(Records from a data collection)
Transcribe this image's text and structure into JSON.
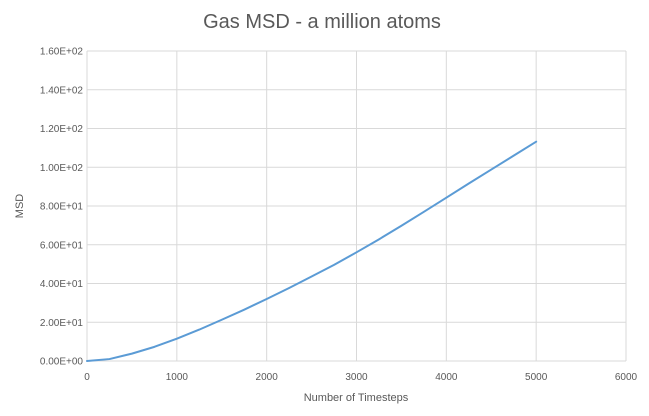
{
  "chart_data": {
    "type": "line",
    "title": "Gas MSD - a million atoms",
    "xlabel": "Number of Timesteps",
    "ylabel": "MSD",
    "xlim": [
      0,
      6000
    ],
    "ylim": [
      0,
      160
    ],
    "x_ticks": [
      0,
      1000,
      2000,
      3000,
      4000,
      5000,
      6000
    ],
    "x_tick_labels": [
      "0",
      "1000",
      "2000",
      "3000",
      "4000",
      "5000",
      "6000"
    ],
    "y_ticks": [
      0,
      20,
      40,
      60,
      80,
      100,
      120,
      140,
      160
    ],
    "y_tick_labels": [
      "0.00E+00",
      "2.00E+01",
      "4.00E+01",
      "6.00E+01",
      "8.00E+01",
      "1.00E+02",
      "1.20E+02",
      "1.40E+02",
      "1.60E+02"
    ],
    "grid": true,
    "legend": "none",
    "series": [
      {
        "color": "#5b9bd5",
        "x": [
          0,
          250,
          500,
          750,
          1000,
          1250,
          1500,
          1750,
          2000,
          2250,
          2500,
          2750,
          3000,
          3250,
          3500,
          3750,
          4000,
          4250,
          4500,
          4750,
          5000
        ],
        "y": [
          0,
          1,
          3.8,
          7.3,
          11.5,
          16.2,
          21.3,
          26.5,
          32.0,
          37.7,
          43.6,
          49.6,
          56.1,
          62.8,
          69.8,
          77.0,
          84.3,
          91.6,
          98.8,
          106.0,
          113.2
        ]
      }
    ]
  }
}
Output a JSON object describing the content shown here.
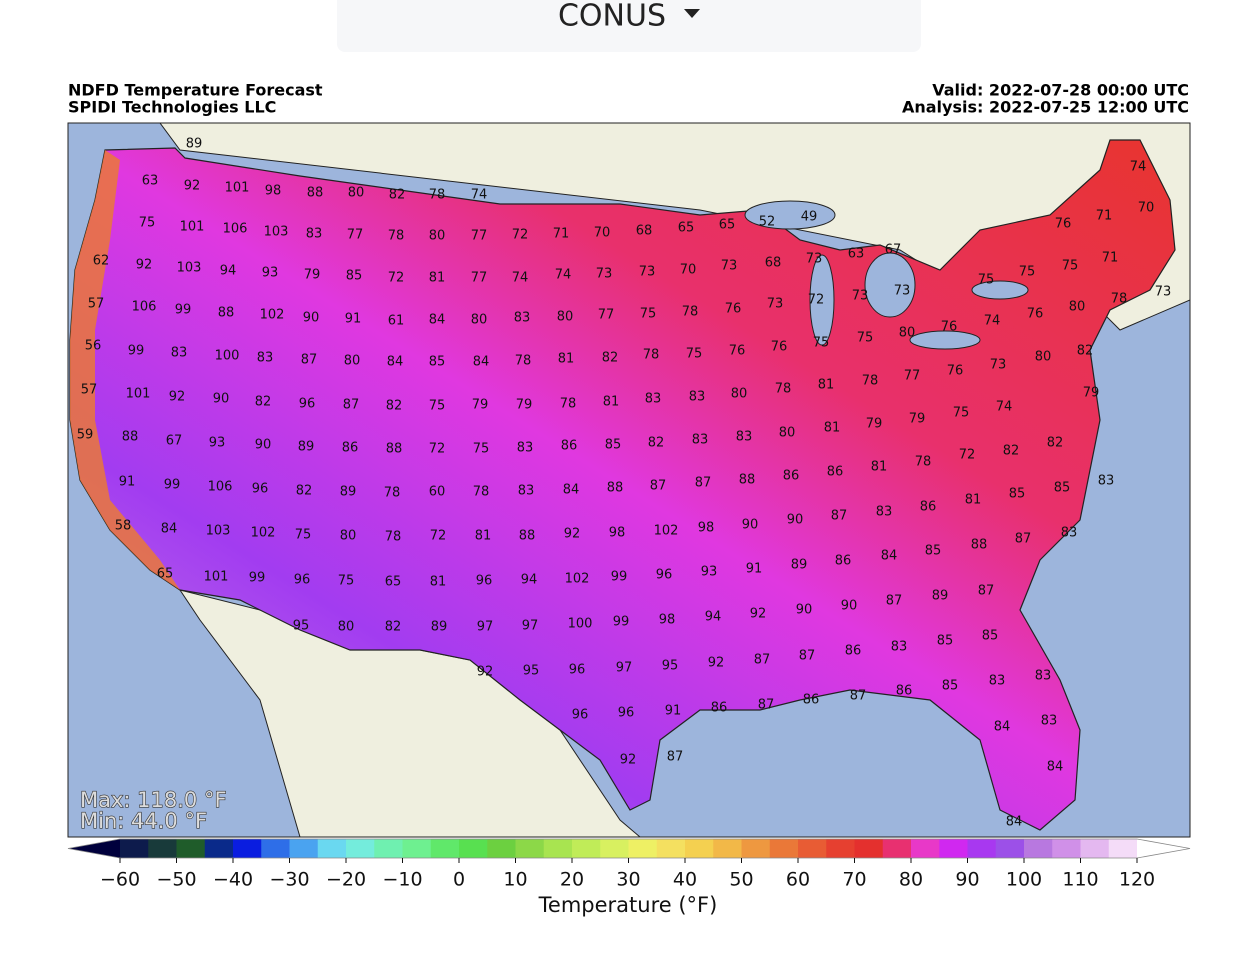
{
  "dropdown": {
    "label": "CONUS"
  },
  "header": {
    "title": "NDFD Temperature Forecast",
    "source": "SPIDI Technologies LLC",
    "valid": "Valid: 2022-07-28 00:00 UTC",
    "analysis": "Analysis: 2022-07-25 12:00 UTC"
  },
  "map": {
    "labels": [
      89,
      63,
      92,
      101,
      98,
      88,
      80,
      82,
      78,
      74,
      75,
      101,
      106,
      103,
      83,
      77,
      78,
      80,
      77,
      72,
      71,
      70,
      68,
      65,
      65,
      52,
      49,
      76,
      71,
      74,
      70,
      62,
      92,
      103,
      94,
      93,
      79,
      85,
      72,
      81,
      77,
      74,
      74,
      73,
      73,
      70,
      73,
      68,
      73,
      63,
      67,
      75,
      75,
      75,
      71,
      57,
      106,
      99,
      88,
      102,
      90,
      91,
      61,
      84,
      80,
      83,
      80,
      77,
      75,
      78,
      76,
      73,
      72,
      73,
      73,
      74,
      76,
      80,
      78,
      73,
      56,
      99,
      83,
      100,
      83,
      87,
      80,
      84,
      85,
      84,
      78,
      81,
      82,
      78,
      75,
      76,
      76,
      75,
      75,
      80,
      76,
      73,
      80,
      82,
      79,
      57,
      101,
      92,
      90,
      82,
      96,
      87,
      82,
      75,
      79,
      79,
      78,
      81,
      83,
      83,
      80,
      78,
      81,
      78,
      77,
      76,
      75,
      74,
      82,
      59,
      88,
      67,
      93,
      90,
      89,
      86,
      88,
      72,
      75,
      83,
      86,
      85,
      82,
      83,
      83,
      80,
      81,
      79,
      79,
      78,
      72,
      82,
      91,
      99,
      106,
      96,
      82,
      89,
      78,
      60,
      78,
      83,
      84,
      88,
      87,
      87,
      88,
      86,
      86,
      81,
      81,
      85,
      85,
      83,
      58,
      84,
      103,
      102,
      75,
      80,
      78,
      72,
      81,
      88,
      92,
      98,
      102,
      98,
      90,
      90,
      87,
      83,
      86,
      88,
      87,
      83,
      65,
      101,
      99,
      96,
      75,
      65,
      81,
      96,
      94,
      102,
      99,
      96,
      93,
      91,
      89,
      86,
      84,
      85,
      87,
      89,
      87,
      90,
      90,
      92,
      94,
      98,
      99,
      100,
      97,
      97,
      89,
      82,
      80,
      95,
      85,
      85,
      83,
      86,
      87,
      87,
      92,
      95,
      97,
      96,
      95,
      92,
      83,
      83,
      85,
      86,
      87,
      86,
      87,
      86,
      91,
      96,
      96,
      83,
      84,
      87,
      92,
      84,
      84
    ],
    "max": "Max: 118.0 °F",
    "min": "Min: 44.0 °F"
  },
  "colorbar": {
    "label": "Temperature (°F)",
    "lim": [
      -60,
      120
    ],
    "ticks": [
      {
        "value": -60,
        "label": "−60"
      },
      {
        "value": -50,
        "label": "−50"
      },
      {
        "value": -40,
        "label": "−40"
      },
      {
        "value": -30,
        "label": "−30"
      },
      {
        "value": -20,
        "label": "−20"
      },
      {
        "value": -10,
        "label": "−10"
      },
      0,
      10,
      20,
      30,
      40,
      50,
      60,
      70,
      80,
      90,
      100,
      110,
      120
    ],
    "colors": [
      "#0d1b4c",
      "#183a3a",
      "#1f5c2a",
      "#0a2a8a",
      "#0a1de0",
      "#2e6ee8",
      "#4aa3f0",
      "#6ad8f0",
      "#74ecdc",
      "#6ff0b0",
      "#6ef090",
      "#60e86a",
      "#58e050",
      "#6cd040",
      "#8cd848",
      "#a8e450",
      "#c0ec58",
      "#d8f060",
      "#eef064",
      "#f4e060",
      "#f4d050",
      "#f2b848",
      "#ee9840",
      "#ea7838",
      "#e85c34",
      "#e64030",
      "#e4302e",
      "#e83070",
      "#e838c8",
      "#d028f0",
      "#a838f0",
      "#9c50e8",
      "#b878e0",
      "#d090e8",
      "#e4b8f0",
      "#f4dcf8"
    ],
    "under": "#00003c",
    "over": "#ffffff"
  }
}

▶ What is being asked
Collect every line with the string "JSON" from the records, and copy each.

▶ Output
Transcribe this image's text and structure into JSON.
Output a JSON object describing the content shown here.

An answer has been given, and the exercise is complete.